• _Given task_: Below is a block of records; repeat all of them exactly.

• _Information supplied_:

• • • • •

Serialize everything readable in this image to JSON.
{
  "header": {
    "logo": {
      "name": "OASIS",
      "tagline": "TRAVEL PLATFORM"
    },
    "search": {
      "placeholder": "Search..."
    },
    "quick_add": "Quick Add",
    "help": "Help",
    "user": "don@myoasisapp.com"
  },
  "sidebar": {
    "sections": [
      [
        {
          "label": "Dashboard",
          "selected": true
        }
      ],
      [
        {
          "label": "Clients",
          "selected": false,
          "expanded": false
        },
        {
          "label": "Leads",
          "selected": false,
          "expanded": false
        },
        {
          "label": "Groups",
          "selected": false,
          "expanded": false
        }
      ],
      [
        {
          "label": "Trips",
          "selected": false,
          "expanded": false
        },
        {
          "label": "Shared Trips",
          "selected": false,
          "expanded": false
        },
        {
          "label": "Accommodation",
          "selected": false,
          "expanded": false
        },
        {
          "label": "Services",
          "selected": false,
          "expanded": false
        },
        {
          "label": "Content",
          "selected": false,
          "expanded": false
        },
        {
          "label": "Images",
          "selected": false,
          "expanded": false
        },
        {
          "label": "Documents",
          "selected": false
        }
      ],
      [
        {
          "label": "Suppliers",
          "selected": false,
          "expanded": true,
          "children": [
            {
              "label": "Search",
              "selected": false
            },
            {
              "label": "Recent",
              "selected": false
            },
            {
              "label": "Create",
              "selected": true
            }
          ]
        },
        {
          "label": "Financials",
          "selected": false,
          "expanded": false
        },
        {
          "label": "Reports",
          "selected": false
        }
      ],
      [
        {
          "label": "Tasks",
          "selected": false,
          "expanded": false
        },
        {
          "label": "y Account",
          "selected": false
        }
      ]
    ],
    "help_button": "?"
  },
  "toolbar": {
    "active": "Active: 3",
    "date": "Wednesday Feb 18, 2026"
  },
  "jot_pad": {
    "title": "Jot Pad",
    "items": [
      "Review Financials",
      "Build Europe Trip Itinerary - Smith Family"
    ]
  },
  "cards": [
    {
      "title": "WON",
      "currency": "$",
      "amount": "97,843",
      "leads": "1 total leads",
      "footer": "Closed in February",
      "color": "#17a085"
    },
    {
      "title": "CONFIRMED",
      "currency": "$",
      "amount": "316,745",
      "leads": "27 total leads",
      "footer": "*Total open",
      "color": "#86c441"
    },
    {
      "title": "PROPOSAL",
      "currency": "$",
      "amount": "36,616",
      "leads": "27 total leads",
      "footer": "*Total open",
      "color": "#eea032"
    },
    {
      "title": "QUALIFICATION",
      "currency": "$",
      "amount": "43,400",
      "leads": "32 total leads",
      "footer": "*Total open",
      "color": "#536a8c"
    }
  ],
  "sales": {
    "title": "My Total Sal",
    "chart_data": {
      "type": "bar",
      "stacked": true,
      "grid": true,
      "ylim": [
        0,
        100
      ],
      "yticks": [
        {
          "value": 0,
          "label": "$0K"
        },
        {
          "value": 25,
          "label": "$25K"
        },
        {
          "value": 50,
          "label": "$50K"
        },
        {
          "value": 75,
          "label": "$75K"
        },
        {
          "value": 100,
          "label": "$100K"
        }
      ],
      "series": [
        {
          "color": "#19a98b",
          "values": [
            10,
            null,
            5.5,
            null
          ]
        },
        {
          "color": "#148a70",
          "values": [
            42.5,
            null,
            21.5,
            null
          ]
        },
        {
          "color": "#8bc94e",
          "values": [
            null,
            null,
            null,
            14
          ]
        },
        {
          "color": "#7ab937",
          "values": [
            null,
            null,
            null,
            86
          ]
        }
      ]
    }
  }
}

• • • • •

• _Exercise result_:
Serialize everything readable in this image to JSON.
{
  "header": {
    "logo": {
      "name": "OASIS",
      "tagline": "TRAVEL PLATFORM"
    },
    "search": {
      "placeholder": "Search..."
    },
    "quick_add": "Quick Add",
    "help": "Help",
    "user": "don@myoasisapp.com"
  },
  "sidebar": {
    "sections": [
      [
        {
          "label": "Dashboard",
          "selected": true
        }
      ],
      [
        {
          "label": "Clients",
          "selected": false,
          "expanded": false
        },
        {
          "label": "Leads",
          "selected": false,
          "expanded": false
        },
        {
          "label": "Groups",
          "selected": false,
          "expanded": false
        }
      ],
      [
        {
          "label": "Trips",
          "selected": false,
          "expanded": false
        },
        {
          "label": "Shared Trips",
          "selected": false,
          "expanded": false
        },
        {
          "label": "Accommodation",
          "selected": false,
          "expanded": false
        },
        {
          "label": "Services",
          "selected": false,
          "expanded": false
        },
        {
          "label": "Content",
          "selected": false,
          "expanded": false
        },
        {
          "label": "Images",
          "selected": false,
          "expanded": false
        },
        {
          "label": "Documents",
          "selected": false
        }
      ],
      [
        {
          "label": "Suppliers",
          "selected": false,
          "expanded": true,
          "children": [
            {
              "label": "Search",
              "selected": false
            },
            {
              "label": "Recent",
              "selected": false
            },
            {
              "label": "Create",
              "selected": true
            }
          ]
        },
        {
          "label": "Financials",
          "selected": false,
          "expanded": false
        },
        {
          "label": "Reports",
          "selected": false
        }
      ],
      [
        {
          "label": "Tasks",
          "selected": false,
          "expanded": false
        },
        {
          "label": "y Account",
          "selected": false
        }
      ]
    ],
    "help_button": "?"
  },
  "toolbar": {
    "active": "Active: 3",
    "date": "Wednesday Feb 18, 2026"
  },
  "jot_pad": {
    "title": "Jot Pad",
    "items": [
      "Review Financials",
      "Build Europe Trip Itinerary - Smith Family"
    ]
  },
  "cards": [
    {
      "title": "WON",
      "currency": "$",
      "amount": "97,843",
      "leads": "1 total leads",
      "footer": "Closed in February",
      "color": "#17a085"
    },
    {
      "title": "CONFIRMED",
      "currency": "$",
      "amount": "316,745",
      "leads": "27 total leads",
      "footer": "*Total open",
      "color": "#86c441"
    },
    {
      "title": "PROPOSAL",
      "currency": "$",
      "amount": "36,616",
      "leads": "27 total leads",
      "footer": "*Total open",
      "color": "#eea032"
    },
    {
      "title": "QUALIFICATION",
      "currency": "$",
      "amount": "43,400",
      "leads": "32 total leads",
      "footer": "*Total open",
      "color": "#536a8c"
    }
  ],
  "sales": {
    "title": "My Total Sal",
    "chart_data": {
      "type": "bar",
      "stacked": true,
      "grid": true,
      "ylim": [
        0,
        100
      ],
      "yticks": [
        {
          "value": 0,
          "label": "$0K"
        },
        {
          "value": 25,
          "label": "$25K"
        },
        {
          "value": 50,
          "label": "$50K"
        },
        {
          "value": 75,
          "label": "$75K"
        },
        {
          "value": 100,
          "label": "$100K"
        }
      ],
      "series": [
        {
          "color": "#19a98b",
          "values": [
            10,
            null,
            5.5,
            null
          ]
        },
        {
          "color": "#148a70",
          "values": [
            42.5,
            null,
            21.5,
            null
          ]
        },
        {
          "color": "#8bc94e",
          "values": [
            null,
            null,
            null,
            14
          ]
        },
        {
          "color": "#7ab937",
          "values": [
            null,
            null,
            null,
            86
          ]
        }
      ]
    }
  }
}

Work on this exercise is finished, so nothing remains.